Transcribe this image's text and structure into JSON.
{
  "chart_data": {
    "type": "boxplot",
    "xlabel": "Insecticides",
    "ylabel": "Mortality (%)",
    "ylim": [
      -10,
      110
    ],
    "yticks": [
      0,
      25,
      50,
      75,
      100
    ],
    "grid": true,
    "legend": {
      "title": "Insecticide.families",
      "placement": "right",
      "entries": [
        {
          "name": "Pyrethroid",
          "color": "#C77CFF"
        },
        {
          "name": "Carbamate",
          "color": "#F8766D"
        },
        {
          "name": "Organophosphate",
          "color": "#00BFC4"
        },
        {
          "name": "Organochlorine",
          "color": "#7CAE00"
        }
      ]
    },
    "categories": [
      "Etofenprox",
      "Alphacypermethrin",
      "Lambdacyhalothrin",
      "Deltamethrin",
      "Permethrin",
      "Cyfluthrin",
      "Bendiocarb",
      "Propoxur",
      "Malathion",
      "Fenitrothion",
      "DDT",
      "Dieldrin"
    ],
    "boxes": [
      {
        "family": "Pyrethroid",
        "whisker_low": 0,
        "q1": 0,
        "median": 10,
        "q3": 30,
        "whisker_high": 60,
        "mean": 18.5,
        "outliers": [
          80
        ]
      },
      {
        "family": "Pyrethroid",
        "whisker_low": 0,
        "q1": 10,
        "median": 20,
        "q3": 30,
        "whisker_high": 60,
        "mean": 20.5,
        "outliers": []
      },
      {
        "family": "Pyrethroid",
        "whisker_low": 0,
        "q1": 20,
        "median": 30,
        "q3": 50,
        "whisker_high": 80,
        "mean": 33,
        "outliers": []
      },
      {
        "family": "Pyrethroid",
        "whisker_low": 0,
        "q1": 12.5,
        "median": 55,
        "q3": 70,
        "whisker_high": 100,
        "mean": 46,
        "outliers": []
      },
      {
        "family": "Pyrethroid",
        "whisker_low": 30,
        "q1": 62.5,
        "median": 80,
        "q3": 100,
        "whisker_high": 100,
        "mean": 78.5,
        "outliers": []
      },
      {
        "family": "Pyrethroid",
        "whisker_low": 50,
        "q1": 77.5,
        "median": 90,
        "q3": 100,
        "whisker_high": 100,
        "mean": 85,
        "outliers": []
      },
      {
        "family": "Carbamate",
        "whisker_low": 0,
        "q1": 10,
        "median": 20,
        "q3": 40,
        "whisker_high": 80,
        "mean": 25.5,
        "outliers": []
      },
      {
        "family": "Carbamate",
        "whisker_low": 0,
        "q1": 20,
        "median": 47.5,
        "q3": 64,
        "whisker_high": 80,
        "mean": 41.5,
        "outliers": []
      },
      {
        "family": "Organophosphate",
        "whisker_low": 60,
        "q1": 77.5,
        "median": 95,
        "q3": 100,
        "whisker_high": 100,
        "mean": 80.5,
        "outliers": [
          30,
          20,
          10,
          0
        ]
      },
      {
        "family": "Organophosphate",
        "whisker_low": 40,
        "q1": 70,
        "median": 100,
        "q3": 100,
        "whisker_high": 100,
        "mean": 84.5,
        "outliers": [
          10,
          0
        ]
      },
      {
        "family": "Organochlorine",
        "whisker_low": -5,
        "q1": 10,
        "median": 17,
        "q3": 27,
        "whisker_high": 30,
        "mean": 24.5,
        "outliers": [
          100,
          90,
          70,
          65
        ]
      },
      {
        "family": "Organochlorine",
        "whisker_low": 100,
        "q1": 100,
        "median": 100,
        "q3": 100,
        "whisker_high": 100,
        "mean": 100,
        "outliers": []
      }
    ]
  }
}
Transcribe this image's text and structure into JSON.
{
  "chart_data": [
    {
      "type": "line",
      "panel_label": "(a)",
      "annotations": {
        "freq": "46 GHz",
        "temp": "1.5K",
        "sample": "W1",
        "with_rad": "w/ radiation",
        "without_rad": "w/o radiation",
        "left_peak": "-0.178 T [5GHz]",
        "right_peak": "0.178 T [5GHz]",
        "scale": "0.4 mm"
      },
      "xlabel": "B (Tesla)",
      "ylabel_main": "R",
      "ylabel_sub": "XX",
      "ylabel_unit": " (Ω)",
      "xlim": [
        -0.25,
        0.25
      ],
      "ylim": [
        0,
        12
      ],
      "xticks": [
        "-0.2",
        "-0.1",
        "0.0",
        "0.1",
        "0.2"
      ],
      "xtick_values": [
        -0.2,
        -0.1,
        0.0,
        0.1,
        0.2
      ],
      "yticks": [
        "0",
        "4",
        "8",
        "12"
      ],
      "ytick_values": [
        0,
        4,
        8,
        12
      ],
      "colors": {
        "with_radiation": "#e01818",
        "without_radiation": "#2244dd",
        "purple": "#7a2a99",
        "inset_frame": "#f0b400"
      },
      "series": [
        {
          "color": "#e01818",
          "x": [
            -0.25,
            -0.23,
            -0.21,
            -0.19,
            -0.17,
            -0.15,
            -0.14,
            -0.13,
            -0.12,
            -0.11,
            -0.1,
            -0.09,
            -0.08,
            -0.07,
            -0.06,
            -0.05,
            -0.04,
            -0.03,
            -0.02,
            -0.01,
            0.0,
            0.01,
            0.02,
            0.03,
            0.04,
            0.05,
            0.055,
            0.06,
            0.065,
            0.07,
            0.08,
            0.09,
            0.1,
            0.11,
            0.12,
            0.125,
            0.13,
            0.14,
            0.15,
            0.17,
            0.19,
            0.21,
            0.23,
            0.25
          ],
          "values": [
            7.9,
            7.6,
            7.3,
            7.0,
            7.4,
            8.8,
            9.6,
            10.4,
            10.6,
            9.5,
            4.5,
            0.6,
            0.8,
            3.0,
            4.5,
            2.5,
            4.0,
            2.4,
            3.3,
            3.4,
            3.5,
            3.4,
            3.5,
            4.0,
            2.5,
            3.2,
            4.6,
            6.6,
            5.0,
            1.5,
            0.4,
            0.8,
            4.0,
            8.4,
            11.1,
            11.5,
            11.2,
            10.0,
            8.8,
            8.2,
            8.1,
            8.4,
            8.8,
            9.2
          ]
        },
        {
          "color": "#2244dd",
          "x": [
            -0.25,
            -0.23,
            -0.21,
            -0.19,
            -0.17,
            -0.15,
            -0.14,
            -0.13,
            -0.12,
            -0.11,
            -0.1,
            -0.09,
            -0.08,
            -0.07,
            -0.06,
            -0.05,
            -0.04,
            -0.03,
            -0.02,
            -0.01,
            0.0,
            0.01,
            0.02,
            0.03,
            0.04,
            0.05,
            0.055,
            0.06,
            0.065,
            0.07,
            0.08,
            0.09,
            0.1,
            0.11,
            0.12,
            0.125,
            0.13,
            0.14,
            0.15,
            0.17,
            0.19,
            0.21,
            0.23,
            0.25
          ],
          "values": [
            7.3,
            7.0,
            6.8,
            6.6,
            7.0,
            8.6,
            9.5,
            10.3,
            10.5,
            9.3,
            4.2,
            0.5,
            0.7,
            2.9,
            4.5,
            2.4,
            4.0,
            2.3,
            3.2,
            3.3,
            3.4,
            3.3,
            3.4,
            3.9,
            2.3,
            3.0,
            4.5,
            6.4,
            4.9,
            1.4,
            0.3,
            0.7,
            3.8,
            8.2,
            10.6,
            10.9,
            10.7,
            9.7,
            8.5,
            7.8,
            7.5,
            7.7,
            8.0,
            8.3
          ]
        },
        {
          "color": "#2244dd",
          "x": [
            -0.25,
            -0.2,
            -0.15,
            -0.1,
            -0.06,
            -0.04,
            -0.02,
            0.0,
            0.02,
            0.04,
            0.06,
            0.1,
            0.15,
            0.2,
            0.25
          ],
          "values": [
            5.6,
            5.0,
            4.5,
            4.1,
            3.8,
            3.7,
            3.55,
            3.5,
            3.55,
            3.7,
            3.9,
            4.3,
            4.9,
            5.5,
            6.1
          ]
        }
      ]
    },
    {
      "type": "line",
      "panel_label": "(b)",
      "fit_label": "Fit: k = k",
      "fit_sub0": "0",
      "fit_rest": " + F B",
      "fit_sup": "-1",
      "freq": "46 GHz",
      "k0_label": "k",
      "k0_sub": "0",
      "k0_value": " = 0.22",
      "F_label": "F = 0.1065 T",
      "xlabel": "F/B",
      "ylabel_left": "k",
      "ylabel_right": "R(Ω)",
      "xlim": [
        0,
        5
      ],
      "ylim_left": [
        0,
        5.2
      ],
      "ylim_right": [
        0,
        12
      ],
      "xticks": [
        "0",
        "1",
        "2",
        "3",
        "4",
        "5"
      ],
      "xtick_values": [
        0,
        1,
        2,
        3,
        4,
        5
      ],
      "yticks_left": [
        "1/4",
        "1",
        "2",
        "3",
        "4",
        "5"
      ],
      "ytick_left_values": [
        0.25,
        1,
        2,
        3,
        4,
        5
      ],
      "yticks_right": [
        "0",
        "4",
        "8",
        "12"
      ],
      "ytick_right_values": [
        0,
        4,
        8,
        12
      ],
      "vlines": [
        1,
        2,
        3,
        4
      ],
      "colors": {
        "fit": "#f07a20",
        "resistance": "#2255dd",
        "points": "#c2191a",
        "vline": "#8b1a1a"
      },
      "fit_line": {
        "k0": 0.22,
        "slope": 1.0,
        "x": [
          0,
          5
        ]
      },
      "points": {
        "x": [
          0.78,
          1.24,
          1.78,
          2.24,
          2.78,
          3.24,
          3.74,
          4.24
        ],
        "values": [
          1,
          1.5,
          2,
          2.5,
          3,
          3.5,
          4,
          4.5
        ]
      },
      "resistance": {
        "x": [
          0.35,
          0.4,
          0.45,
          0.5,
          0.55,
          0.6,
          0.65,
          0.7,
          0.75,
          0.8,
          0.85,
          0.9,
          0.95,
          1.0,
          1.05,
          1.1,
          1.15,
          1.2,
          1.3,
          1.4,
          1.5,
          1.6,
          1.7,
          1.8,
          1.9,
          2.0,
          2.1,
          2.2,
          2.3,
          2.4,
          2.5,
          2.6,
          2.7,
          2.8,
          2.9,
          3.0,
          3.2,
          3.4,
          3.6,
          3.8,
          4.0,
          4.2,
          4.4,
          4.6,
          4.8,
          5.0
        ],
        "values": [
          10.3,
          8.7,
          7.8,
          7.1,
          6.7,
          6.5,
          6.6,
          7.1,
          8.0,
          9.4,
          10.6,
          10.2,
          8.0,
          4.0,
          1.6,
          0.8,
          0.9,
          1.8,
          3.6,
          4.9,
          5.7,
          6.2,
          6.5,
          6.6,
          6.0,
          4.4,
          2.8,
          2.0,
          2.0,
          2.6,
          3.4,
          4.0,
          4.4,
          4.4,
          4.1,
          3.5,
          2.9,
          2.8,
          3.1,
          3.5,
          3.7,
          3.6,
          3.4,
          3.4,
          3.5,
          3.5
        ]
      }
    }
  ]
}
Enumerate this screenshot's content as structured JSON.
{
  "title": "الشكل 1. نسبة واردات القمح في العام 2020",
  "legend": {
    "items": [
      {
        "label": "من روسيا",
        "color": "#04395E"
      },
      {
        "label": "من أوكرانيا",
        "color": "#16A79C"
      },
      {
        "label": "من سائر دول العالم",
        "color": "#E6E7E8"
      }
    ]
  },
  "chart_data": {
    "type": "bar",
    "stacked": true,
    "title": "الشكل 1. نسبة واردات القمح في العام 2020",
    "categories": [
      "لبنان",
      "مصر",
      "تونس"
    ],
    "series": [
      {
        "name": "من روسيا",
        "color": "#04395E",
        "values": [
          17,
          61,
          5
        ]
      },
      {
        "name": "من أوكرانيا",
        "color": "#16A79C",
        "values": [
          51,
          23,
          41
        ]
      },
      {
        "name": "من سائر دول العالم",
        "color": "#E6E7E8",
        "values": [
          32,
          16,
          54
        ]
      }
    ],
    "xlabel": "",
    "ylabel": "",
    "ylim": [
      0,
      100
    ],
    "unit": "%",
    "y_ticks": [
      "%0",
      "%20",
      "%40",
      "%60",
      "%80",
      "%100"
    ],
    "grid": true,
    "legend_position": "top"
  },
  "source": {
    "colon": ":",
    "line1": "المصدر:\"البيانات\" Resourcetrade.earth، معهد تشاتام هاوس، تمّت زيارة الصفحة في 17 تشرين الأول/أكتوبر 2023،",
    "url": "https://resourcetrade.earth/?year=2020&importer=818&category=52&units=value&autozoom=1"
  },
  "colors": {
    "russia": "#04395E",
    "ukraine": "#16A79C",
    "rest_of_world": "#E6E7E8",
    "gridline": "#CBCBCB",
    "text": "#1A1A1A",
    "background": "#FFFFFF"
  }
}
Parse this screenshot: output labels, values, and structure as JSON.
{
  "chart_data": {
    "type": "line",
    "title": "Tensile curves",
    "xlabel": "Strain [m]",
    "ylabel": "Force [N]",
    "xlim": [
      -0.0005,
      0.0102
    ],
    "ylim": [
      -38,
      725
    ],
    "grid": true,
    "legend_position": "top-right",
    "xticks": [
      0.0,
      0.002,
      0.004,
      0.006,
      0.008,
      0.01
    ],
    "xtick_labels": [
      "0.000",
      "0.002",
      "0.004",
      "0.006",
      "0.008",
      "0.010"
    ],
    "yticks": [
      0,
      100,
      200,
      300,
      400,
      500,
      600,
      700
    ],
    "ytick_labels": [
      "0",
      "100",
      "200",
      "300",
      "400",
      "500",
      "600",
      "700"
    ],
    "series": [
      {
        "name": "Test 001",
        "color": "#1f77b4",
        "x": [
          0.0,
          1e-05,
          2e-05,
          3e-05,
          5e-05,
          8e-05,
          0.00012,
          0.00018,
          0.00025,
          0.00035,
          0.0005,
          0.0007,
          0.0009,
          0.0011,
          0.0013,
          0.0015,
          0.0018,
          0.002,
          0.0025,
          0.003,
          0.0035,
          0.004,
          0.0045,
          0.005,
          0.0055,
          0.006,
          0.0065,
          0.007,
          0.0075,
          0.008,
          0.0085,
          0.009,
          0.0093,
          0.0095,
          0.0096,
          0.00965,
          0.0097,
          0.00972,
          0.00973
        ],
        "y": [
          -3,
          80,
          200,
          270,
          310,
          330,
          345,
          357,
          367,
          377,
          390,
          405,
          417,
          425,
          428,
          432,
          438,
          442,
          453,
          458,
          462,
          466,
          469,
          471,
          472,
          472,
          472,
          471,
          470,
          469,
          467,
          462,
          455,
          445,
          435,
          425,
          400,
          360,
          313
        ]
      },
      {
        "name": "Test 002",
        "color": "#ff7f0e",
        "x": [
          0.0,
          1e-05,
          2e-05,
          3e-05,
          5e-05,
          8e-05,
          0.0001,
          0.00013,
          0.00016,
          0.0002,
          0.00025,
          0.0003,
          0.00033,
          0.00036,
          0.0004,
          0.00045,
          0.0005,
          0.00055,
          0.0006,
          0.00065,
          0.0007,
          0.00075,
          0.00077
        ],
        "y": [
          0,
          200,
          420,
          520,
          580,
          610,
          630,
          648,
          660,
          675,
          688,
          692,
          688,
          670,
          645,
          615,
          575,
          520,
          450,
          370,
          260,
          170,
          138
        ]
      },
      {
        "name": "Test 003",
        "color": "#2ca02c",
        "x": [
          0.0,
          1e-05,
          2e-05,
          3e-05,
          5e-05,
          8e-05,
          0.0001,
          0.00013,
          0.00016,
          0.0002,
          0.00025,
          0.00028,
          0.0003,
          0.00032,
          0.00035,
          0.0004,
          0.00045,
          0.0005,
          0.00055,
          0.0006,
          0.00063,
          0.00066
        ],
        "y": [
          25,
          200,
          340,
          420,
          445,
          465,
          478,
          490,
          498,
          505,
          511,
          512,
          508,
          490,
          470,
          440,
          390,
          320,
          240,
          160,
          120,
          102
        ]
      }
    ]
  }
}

──────────

The problem —
Return each line in the records that holds the string "earth".

Solution to this problem —
    "line1": "المصدر:\"البيانات\" Resourcetrade.earth، معهد تشاتام هاوس، تمّت زيارة الصفحة في 17 تشرين الأول/أكتوبر 2023،",
    "url": "https://resourcetrade.earth/?year=2020&importer=818&category=52&units=value&autozoom=1"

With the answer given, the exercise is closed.